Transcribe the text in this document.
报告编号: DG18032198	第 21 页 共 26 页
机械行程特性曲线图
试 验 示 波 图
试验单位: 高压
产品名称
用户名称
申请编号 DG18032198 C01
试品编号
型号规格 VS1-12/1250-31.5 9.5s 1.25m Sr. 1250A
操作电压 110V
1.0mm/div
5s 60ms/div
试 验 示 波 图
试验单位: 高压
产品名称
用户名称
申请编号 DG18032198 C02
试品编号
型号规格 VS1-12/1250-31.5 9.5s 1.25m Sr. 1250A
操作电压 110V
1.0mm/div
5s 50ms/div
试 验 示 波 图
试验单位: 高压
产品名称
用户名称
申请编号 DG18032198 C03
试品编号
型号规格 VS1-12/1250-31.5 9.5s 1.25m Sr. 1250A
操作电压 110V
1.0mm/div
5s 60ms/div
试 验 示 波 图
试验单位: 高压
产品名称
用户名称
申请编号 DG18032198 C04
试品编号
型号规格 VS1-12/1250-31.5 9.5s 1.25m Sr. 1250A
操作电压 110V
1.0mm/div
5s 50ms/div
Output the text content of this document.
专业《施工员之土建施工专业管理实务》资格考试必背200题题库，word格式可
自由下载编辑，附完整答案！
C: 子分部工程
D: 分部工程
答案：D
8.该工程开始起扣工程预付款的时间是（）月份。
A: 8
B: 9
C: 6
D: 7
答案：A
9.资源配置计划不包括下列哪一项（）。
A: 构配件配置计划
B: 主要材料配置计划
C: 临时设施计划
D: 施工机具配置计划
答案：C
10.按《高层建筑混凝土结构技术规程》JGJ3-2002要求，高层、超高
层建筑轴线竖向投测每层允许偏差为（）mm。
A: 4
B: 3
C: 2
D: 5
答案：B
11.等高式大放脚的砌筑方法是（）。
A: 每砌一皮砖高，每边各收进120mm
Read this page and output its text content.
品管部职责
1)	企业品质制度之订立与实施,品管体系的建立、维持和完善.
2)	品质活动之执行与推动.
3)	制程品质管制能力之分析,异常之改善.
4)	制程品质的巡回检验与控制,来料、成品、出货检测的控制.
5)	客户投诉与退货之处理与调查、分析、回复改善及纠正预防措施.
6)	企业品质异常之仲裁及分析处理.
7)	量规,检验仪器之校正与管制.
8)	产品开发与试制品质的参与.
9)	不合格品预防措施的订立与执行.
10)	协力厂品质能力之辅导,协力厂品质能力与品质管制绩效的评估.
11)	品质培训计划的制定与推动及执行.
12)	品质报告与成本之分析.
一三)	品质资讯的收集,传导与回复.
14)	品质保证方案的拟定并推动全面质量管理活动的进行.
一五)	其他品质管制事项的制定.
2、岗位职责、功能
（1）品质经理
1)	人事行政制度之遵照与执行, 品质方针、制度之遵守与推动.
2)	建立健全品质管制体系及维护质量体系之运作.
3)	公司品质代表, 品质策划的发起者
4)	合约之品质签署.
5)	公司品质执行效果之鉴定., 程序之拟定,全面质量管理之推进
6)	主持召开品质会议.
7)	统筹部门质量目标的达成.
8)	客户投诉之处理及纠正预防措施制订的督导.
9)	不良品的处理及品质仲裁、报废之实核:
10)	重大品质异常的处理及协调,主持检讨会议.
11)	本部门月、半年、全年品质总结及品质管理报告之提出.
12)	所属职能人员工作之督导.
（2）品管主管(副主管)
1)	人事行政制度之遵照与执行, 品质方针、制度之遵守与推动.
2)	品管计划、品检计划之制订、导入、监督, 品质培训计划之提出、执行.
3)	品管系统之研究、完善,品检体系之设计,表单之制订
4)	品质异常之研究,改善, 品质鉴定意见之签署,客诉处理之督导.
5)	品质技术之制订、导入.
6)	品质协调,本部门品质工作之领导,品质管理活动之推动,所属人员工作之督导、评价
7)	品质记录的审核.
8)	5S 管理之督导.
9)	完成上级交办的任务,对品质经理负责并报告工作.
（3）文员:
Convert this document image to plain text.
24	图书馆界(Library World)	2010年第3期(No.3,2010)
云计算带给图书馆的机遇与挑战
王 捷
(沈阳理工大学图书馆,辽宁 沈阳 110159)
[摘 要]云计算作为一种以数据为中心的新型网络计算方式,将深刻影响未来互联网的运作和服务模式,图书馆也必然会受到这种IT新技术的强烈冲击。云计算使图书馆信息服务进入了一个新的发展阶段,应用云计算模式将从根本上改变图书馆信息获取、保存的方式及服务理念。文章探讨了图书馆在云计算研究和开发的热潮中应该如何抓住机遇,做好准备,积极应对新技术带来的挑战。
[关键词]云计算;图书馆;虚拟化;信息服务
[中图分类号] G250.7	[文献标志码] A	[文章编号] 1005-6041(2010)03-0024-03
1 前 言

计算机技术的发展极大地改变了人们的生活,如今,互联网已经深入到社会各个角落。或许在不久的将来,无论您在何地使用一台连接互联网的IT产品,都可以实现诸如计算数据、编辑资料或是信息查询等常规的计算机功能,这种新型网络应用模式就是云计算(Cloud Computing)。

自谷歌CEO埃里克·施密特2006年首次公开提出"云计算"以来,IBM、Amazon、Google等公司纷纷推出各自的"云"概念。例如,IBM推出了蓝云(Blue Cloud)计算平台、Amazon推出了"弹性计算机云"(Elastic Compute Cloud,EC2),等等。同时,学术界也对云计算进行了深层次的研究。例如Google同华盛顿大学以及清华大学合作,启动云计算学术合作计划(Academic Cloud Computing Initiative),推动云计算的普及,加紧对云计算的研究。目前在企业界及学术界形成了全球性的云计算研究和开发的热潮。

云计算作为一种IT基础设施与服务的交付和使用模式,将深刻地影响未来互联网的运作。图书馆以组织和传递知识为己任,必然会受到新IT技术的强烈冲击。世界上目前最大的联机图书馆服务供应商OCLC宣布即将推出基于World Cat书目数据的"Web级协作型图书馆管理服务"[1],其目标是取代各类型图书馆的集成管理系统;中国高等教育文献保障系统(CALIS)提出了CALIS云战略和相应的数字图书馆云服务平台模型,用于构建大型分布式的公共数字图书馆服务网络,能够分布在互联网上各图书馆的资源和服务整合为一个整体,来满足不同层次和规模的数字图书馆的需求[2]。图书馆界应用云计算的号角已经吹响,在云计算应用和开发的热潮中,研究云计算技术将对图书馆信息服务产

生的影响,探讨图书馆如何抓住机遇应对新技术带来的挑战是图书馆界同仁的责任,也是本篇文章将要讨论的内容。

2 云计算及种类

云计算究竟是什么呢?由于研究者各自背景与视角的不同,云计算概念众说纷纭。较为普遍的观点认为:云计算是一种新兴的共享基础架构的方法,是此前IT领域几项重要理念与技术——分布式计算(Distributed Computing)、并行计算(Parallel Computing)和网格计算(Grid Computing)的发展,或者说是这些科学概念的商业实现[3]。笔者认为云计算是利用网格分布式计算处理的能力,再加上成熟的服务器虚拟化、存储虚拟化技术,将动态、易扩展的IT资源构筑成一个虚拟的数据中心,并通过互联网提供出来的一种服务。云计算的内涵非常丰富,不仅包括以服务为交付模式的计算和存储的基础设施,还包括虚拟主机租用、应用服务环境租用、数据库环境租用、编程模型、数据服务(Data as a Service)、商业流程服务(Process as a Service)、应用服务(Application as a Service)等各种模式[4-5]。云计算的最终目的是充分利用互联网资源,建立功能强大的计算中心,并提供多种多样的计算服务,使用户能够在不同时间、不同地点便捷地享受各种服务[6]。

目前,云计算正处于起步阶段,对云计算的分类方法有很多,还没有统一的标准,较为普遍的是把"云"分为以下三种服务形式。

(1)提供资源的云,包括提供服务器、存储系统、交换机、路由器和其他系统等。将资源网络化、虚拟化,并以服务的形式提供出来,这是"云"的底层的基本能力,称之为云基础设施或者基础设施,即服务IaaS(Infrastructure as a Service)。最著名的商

+===+

Faithfully transcribe the whole of the data.

Transcribe the text in this document.
报告编号: DG18032198	第 21 页 共 26 页
机械行程特性曲线图
试 验 示 波 图
试验单位: 高压
产品名称
用户名称
申请编号 DG18032198 C01
试品编号
型号规格 VS1-12/1250-31.5 9.5s 1.25m Sr. 1250A
操作电压 110V
1.0mm/div
5s 60ms/div
试 验 示 波 图
试验单位: 高压
产品名称
用户名称
申请编号 DG18032198 C02
试品编号
型号规格 VS1-12/1250-31.5 9.5s 1.25m Sr. 1250A
操作电压 110V
1.0mm/div
5s 50ms/div
试 验 示 波 图
试验单位: 高压
产品名称
用户名称
申请编号 DG18032198 C03
试品编号
型号规格 VS1-12/1250-31.5 9.5s 1.25m Sr. 1250A
操作电压 110V
1.0mm/div
5s 60ms/div
试 验 示 波 图
试验单位: 高压
产品名称
用户名称
申请编号 DG18032198 C04
试品编号
型号规格 VS1-12/1250-31.5 9.5s 1.25m Sr. 1250A
操作电压 110V
1.0mm/div
5s 50ms/div
Output the text content of this document.
专业《施工员之土建施工专业管理实务》资格考试必背200题题库，word格式可
自由下载编辑，附完整答案！
C: 子分部工程
D: 分部工程
答案：D
8.该工程开始起扣工程预付款的时间是（）月份。
A: 8
B: 9
C: 6
D: 7
答案：A
9.资源配置计划不包括下列哪一项（）。
A: 构配件配置计划
B: 主要材料配置计划
C: 临时设施计划
D: 施工机具配置计划
答案：C
10.按《高层建筑混凝土结构技术规程》JGJ3-2002要求，高层、超高
层建筑轴线竖向投测每层允许偏差为（）mm。
A: 4
B: 3
C: 2
D: 5
答案：B
11.等高式大放脚的砌筑方法是（）。
A: 每砌一皮砖高，每边各收进120mm
Read this page and output its text content.
品管部职责
1)	企业品质制度之订立与实施,品管体系的建立、维持和完善.
2)	品质活动之执行与推动.
3)	制程品质管制能力之分析,异常之改善.
4)	制程品质的巡回检验与控制,来料、成品、出货检测的控制.
5)	客户投诉与退货之处理与调查、分析、回复改善及纠正预防措施.
6)	企业品质异常之仲裁及分析处理.
7)	量规,检验仪器之校正与管制.
8)	产品开发与试制品质的参与.
9)	不合格品预防措施的订立与执行.
10)	协力厂品质能力之辅导,协力厂品质能力与品质管制绩效的评估.
11)	品质培训计划的制定与推动及执行.
12)	品质报告与成本之分析.
一三)	品质资讯的收集,传导与回复.
14)	品质保证方案的拟定并推动全面质量管理活动的进行.
一五)	其他品质管制事项的制定.
2、岗位职责、功能
（1）品质经理
1)	人事行政制度之遵照与执行, 品质方针、制度之遵守与推动.
2)	建立健全品质管制体系及维护质量体系之运作.
3)	公司品质代表, 品质策划的发起者
4)	合约之品质签署.
5)	公司品质执行效果之鉴定., 程序之拟定,全面质量管理之推进
6)	主持召开品质会议.
7)	统筹部门质量目标的达成.
8)	客户投诉之处理及纠正预防措施制订的督导.
9)	不良品的处理及品质仲裁、报废之实核:
10)	重大品质异常的处理及协调,主持检讨会议.
11)	本部门月、半年、全年品质总结及品质管理报告之提出.
12)	所属职能人员工作之督导.
（2）品管主管(副主管)
1)	人事行政制度之遵照与执行, 品质方针、制度之遵守与推动.
2)	品管计划、品检计划之制订、导入、监督, 品质培训计划之提出、执行.
3)	品管系统之研究、完善,品检体系之设计,表单之制订
4)	品质异常之研究,改善, 品质鉴定意见之签署,客诉处理之督导.
5)	品质技术之制订、导入.
6)	品质协调,本部门品质工作之领导,品质管理活动之推动,所属人员工作之督导、评价
7)	品质记录的审核.
8)	5S 管理之督导.
9)	完成上级交办的任务,对品质经理负责并报告工作.
（3）文员:
Convert this document image to plain text.
24	图书馆界(Library World)	2010年第3期(No.3,2010)
云计算带给图书馆的机遇与挑战
王 捷
(沈阳理工大学图书馆,辽宁 沈阳 110159)
[摘 要]云计算作为一种以数据为中心的新型网络计算方式,将深刻影响未来互联网的运作和服务模式,图书馆也必然会受到这种IT新技术的强烈冲击。云计算使图书馆信息服务进入了一个新的发展阶段,应用云计算模式将从根本上改变图书馆信息获取、保存的方式及服务理念。文章探讨了图书馆在云计算研究和开发的热潮中应该如何抓住机遇,做好准备,积极应对新技术带来的挑战。
[关键词]云计算;图书馆;虚拟化;信息服务
[中图分类号] G250.7	[文献标志码] A	[文章编号] 1005-6041(2010)03-0024-03
1 前 言

计算机技术的发展极大地改变了人们的生活,如今,互联网已经深入到社会各个角落。或许在不久的将来,无论您在何地使用一台连接互联网的IT产品,都可以实现诸如计算数据、编辑资料或是信息查询等常规的计算机功能,这种新型网络应用模式就是云计算(Cloud Computing)。

自谷歌CEO埃里克·施密特2006年首次公开提出"云计算"以来,IBM、Amazon、Google等公司纷纷推出各自的"云"概念。例如,IBM推出了蓝云(Blue Cloud)计算平台、Amazon推出了"弹性计算机云"(Elastic Compute Cloud,EC2),等等。同时,学术界也对云计算进行了深层次的研究。例如Google同华盛顿大学以及清华大学合作,启动云计算学术合作计划(Academic Cloud Computing Initiative),推动云计算的普及,加紧对云计算的研究。目前在企业界及学术界形成了全球性的云计算研究和开发的热潮。

云计算作为一种IT基础设施与服务的交付和使用模式,将深刻地影响未来互联网的运作。图书馆以组织和传递知识为己任,必然会受到新IT技术的强烈冲击。世界上目前最大的联机图书馆服务供应商OCLC宣布即将推出基于World Cat书目数据的"Web级协作型图书馆管理服务"[1],其目标是取代各类型图书馆的集成管理系统;中国高等教育文献保障系统(CALIS)提出了CALIS云战略和相应的数字图书馆云服务平台模型,用于构建大型分布式的公共数字图书馆服务网络,能够分布在互联网上各图书馆的资源和服务整合为一个整体,来满足不同层次和规模的数字图书馆的需求[2]。图书馆界应用云计算的号角已经吹响,在云计算应用和开发的热潮中,研究云计算技术将对图书馆信息服务产

生的影响,探讨图书馆如何抓住机遇应对新技术带来的挑战是图书馆界同仁的责任,也是本篇文章将要讨论的内容。

2 云计算及种类

云计算究竟是什么呢?由于研究者各自背景与视角的不同,云计算概念众说纷纭。较为普遍的观点认为:云计算是一种新兴的共享基础架构的方法,是此前IT领域几项重要理念与技术——分布式计算(Distributed Computing)、并行计算(Parallel Computing)和网格计算(Grid Computing)的发展,或者说是这些科学概念的商业实现[3]。笔者认为云计算是利用网格分布式计算处理的能力,再加上成熟的服务器虚拟化、存储虚拟化技术,将动态、易扩展的IT资源构筑成一个虚拟的数据中心,并通过互联网提供出来的一种服务。云计算的内涵非常丰富,不仅包括以服务为交付模式的计算和存储的基础设施,还包括虚拟主机租用、应用服务环境租用、数据库环境租用、编程模型、数据服务(Data as a Service)、商业流程服务(Process as a Service)、应用服务(Application as a Service)等各种模式[4-5]。云计算的最终目的是充分利用互联网资源,建立功能强大的计算中心,并提供多种多样的计算服务,使用户能够在不同时间、不同地点便捷地享受各种服务[6]。

目前,云计算正处于起步阶段,对云计算的分类方法有很多,还没有统一的标准,较为普遍的是把"云"分为以下三种服务形式。

(1)提供资源的云,包括提供服务器、存储系统、交换机、路由器和其他系统等。将资源网络化、虚拟化,并以服务的形式提供出来,这是"云"的底层的基本能力,称之为云基础设施或者基础设施,即服务IaaS(Infrastructure as a Service)。最著名的商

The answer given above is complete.